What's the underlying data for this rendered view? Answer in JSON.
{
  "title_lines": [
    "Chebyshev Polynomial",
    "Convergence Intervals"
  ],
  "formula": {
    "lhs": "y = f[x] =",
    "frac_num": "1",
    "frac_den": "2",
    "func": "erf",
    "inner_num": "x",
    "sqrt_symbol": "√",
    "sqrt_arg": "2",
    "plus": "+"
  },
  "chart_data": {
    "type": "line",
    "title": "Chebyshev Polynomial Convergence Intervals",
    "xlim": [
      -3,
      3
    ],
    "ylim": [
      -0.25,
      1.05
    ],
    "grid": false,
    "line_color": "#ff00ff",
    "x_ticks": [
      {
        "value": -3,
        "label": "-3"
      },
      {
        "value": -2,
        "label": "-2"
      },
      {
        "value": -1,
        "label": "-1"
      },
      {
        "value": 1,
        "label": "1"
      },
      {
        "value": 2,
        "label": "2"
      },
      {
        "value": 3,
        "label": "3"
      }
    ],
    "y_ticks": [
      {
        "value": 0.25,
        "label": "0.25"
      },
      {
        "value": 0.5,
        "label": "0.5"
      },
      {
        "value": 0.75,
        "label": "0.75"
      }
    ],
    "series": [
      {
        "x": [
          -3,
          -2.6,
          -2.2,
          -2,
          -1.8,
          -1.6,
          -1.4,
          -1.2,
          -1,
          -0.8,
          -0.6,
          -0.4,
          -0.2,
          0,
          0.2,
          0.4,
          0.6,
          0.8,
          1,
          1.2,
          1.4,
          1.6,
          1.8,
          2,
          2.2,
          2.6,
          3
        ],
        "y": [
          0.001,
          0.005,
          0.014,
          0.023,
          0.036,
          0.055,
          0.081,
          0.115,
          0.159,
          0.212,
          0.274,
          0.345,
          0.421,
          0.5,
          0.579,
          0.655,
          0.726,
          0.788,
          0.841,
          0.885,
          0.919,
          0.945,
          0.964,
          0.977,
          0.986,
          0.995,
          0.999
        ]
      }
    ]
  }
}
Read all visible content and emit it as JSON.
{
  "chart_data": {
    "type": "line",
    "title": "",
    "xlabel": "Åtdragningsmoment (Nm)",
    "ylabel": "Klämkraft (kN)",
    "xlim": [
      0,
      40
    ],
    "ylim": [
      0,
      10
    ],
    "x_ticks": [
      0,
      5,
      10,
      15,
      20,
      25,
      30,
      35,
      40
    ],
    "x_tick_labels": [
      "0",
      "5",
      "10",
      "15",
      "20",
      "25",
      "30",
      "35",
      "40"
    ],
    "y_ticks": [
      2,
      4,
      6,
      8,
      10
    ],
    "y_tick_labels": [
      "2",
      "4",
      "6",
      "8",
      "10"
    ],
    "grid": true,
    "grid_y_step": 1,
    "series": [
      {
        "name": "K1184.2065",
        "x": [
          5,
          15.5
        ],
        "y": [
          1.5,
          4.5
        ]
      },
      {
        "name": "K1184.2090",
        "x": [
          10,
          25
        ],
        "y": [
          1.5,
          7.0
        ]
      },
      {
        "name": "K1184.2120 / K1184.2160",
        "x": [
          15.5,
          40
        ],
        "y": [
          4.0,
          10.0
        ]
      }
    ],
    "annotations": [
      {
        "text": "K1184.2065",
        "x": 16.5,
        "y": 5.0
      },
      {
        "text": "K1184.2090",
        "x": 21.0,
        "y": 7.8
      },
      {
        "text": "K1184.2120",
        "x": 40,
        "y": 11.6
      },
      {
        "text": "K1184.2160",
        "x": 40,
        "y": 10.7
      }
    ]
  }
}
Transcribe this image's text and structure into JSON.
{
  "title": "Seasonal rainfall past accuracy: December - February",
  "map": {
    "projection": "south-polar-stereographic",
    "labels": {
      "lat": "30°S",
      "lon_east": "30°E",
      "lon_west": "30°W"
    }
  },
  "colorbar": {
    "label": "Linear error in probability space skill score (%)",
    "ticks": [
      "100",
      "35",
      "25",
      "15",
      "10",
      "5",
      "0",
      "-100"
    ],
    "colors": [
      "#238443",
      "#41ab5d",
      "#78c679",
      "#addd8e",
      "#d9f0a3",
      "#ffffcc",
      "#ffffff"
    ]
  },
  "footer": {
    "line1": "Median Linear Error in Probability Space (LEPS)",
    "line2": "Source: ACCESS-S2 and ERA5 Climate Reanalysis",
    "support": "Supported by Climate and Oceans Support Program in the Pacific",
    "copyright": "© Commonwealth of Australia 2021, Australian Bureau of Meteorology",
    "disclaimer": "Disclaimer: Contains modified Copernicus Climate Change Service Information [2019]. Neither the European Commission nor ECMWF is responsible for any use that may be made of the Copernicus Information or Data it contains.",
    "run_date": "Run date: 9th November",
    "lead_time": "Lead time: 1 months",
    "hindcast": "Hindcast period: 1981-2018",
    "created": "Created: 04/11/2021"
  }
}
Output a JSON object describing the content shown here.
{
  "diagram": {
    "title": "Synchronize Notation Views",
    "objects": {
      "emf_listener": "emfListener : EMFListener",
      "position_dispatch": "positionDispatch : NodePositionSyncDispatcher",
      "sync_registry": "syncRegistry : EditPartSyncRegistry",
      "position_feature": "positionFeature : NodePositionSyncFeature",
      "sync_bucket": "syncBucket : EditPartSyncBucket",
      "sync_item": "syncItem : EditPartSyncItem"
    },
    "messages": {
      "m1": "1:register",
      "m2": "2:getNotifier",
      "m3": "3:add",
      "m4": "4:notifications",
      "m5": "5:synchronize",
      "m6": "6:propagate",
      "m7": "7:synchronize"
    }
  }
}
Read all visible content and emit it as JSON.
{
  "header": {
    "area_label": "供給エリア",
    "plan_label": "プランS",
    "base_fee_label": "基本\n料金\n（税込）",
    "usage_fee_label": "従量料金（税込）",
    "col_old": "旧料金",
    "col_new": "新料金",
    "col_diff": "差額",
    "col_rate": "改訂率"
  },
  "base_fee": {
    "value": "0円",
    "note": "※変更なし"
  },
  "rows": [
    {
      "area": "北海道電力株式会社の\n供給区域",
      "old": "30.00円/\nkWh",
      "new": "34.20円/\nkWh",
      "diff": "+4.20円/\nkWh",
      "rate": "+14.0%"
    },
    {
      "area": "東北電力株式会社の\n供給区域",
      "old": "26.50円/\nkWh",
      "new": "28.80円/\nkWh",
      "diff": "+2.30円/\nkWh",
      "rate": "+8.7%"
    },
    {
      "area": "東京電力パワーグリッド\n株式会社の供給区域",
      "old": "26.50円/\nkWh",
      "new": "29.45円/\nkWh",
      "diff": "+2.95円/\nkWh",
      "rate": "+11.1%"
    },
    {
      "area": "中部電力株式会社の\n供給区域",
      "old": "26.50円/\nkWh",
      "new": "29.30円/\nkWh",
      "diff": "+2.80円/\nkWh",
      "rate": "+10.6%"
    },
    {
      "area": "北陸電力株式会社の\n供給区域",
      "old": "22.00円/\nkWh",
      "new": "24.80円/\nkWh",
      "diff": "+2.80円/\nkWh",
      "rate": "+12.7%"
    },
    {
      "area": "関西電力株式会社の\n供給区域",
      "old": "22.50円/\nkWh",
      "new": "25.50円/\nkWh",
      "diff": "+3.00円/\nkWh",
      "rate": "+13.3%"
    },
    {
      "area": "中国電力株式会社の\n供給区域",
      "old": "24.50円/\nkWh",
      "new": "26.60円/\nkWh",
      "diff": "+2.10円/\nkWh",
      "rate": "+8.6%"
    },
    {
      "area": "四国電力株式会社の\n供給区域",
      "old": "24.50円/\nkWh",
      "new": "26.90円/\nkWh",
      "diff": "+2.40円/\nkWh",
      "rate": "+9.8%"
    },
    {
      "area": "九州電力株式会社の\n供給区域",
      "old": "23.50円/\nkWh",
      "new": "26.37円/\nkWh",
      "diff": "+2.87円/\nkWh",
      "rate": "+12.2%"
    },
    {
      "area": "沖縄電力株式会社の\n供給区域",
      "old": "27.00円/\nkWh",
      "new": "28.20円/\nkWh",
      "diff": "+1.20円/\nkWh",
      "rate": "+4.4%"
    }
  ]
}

◆ **AIM OF THE TASK**
Search the records above for "name". Copy each line where it is found.

◆ **EXERCISE RESPONSE**
        "name": "K1184.2065",
        "name": "K1184.2090",
        "name": "K1184.2120 / K1184.2160",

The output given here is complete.